Instruction.
Pick out the lines below with "quatre" and list them.

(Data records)
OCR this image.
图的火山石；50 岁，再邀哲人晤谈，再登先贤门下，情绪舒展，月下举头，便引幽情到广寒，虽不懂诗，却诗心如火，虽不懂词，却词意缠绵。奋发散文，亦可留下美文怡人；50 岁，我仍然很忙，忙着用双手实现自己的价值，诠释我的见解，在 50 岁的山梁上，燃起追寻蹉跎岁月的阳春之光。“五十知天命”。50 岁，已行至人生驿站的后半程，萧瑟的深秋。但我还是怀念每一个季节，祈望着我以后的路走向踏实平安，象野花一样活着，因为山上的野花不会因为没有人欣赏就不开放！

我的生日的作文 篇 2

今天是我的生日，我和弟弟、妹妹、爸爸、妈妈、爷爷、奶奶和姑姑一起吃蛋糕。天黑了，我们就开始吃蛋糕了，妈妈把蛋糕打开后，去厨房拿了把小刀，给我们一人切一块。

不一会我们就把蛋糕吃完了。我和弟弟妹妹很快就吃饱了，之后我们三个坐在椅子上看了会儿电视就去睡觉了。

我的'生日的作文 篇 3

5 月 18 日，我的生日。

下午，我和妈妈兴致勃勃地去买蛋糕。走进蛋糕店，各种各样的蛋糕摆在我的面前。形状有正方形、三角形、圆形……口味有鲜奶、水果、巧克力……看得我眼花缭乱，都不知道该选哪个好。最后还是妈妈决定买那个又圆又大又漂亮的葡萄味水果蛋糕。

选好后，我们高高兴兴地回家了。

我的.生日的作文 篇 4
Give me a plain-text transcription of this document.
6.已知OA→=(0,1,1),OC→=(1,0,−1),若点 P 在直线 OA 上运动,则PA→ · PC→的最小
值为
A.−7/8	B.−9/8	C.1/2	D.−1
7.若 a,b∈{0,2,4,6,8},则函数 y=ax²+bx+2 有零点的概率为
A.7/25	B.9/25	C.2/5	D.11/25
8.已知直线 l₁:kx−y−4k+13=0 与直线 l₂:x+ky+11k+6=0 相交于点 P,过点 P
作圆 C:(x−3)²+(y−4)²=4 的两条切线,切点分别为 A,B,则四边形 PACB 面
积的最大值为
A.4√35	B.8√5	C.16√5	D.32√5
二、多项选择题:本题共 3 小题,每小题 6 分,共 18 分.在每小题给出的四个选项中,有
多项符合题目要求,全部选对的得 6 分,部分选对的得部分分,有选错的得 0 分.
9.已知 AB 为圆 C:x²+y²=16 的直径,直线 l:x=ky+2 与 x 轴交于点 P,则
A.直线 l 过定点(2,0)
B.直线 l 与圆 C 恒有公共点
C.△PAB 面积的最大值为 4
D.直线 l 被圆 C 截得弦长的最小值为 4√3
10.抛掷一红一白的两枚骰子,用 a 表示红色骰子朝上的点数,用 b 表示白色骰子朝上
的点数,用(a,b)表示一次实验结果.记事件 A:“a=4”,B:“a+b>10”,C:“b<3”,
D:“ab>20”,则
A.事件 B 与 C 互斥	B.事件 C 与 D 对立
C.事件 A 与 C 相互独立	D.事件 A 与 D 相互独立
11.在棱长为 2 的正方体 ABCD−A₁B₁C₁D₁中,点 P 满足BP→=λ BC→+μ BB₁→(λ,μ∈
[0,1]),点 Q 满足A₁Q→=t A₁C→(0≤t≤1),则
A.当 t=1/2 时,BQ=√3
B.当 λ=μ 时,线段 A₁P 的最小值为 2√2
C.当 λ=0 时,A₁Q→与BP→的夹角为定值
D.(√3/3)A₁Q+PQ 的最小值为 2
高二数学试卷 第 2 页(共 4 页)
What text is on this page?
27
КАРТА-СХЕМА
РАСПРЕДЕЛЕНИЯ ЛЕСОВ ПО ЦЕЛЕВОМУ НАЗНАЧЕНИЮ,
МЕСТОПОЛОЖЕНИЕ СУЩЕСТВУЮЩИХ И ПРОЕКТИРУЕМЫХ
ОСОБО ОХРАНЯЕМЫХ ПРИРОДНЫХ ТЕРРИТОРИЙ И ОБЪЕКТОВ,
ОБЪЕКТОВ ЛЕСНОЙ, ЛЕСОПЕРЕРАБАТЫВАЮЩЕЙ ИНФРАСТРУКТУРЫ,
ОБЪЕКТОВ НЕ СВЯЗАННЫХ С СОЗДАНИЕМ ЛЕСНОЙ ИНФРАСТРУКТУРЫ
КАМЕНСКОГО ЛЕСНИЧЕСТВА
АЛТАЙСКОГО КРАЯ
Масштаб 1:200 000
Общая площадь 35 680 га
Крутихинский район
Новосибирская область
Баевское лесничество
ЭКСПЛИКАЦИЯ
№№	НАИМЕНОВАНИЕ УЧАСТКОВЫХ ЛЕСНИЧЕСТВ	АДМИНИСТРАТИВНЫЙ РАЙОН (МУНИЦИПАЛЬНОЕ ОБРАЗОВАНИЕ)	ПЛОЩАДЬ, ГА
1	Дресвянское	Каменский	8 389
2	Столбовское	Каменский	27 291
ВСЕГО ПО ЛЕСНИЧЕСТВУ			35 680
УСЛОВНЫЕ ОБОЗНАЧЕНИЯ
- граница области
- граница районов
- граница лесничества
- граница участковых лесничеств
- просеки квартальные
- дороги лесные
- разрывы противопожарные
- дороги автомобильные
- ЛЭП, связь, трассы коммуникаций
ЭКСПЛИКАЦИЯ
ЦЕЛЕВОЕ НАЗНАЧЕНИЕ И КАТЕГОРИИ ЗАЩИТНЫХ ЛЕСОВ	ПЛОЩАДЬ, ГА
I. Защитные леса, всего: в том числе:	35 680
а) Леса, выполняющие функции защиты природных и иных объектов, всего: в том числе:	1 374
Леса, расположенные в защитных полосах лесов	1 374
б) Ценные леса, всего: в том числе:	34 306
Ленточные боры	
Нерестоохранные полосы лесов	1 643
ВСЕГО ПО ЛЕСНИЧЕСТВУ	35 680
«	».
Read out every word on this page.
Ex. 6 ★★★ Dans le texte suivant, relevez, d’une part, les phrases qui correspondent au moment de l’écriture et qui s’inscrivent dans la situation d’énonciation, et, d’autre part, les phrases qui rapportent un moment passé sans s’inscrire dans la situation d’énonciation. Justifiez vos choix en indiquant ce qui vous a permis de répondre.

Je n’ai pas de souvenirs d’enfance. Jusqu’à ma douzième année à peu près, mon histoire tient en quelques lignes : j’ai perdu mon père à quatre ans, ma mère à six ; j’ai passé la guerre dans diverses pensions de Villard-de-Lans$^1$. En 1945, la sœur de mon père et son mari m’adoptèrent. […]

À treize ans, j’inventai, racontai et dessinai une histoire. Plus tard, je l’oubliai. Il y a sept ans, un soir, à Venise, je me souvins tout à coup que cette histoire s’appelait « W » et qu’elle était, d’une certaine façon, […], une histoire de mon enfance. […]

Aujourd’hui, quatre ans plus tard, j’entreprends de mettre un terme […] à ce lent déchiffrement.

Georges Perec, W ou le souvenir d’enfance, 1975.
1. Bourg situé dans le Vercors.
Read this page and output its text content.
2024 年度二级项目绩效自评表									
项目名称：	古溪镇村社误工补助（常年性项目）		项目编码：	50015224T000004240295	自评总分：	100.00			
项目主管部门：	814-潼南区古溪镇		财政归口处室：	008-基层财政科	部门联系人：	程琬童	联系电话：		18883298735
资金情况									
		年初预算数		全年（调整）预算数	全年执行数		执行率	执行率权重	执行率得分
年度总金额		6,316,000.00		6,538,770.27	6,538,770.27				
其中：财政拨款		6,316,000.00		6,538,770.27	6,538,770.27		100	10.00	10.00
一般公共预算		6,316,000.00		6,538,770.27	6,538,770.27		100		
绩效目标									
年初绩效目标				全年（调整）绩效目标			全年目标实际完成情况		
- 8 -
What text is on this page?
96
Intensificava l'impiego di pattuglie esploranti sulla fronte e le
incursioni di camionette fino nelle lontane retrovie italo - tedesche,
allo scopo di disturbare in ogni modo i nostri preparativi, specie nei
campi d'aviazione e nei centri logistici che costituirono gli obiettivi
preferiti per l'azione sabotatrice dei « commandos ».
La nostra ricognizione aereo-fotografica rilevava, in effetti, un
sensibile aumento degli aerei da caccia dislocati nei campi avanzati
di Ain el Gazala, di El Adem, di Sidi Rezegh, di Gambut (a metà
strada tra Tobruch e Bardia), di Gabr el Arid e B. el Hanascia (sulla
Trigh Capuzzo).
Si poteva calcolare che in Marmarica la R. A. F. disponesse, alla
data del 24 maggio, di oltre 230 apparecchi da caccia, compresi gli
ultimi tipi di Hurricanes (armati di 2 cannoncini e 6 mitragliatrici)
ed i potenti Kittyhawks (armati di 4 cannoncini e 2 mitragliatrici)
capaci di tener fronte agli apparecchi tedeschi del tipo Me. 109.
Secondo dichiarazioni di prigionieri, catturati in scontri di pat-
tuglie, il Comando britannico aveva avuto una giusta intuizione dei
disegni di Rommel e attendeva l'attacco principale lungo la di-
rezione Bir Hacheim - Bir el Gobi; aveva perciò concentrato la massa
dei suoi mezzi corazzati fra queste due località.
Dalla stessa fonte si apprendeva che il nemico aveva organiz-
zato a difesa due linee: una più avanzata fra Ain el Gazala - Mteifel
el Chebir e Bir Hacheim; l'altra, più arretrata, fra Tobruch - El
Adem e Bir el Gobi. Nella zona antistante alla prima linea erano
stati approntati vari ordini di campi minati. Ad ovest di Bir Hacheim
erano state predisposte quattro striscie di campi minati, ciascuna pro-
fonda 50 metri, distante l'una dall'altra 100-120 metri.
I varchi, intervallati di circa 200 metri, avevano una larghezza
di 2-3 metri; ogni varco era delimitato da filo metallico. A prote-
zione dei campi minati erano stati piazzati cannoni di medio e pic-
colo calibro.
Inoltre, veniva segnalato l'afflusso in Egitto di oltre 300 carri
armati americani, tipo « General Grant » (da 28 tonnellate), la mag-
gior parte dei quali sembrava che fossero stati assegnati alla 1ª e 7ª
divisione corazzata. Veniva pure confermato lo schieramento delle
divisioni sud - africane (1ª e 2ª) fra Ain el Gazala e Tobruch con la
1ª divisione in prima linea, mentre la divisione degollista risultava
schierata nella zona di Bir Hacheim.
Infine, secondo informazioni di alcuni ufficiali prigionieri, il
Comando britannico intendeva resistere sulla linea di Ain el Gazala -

Solved exercise.
Je n’ai pas de souvenirs d’enfance. Jusqu’à ma douzième année à peu près, mon histoire tient en quelques lignes : j’ai perdu mon père à quatre ans, ma mère à six ; j’ai passé la guerre dans diverses pensions de Villard-de-Lans$^1$. En 1945, la sœur de mon père et son mari m’adoptèrent. […]
Aujourd’hui, quatre ans plus tard, j’entreprends de mettre un terme […] à ce lent déchiffrement.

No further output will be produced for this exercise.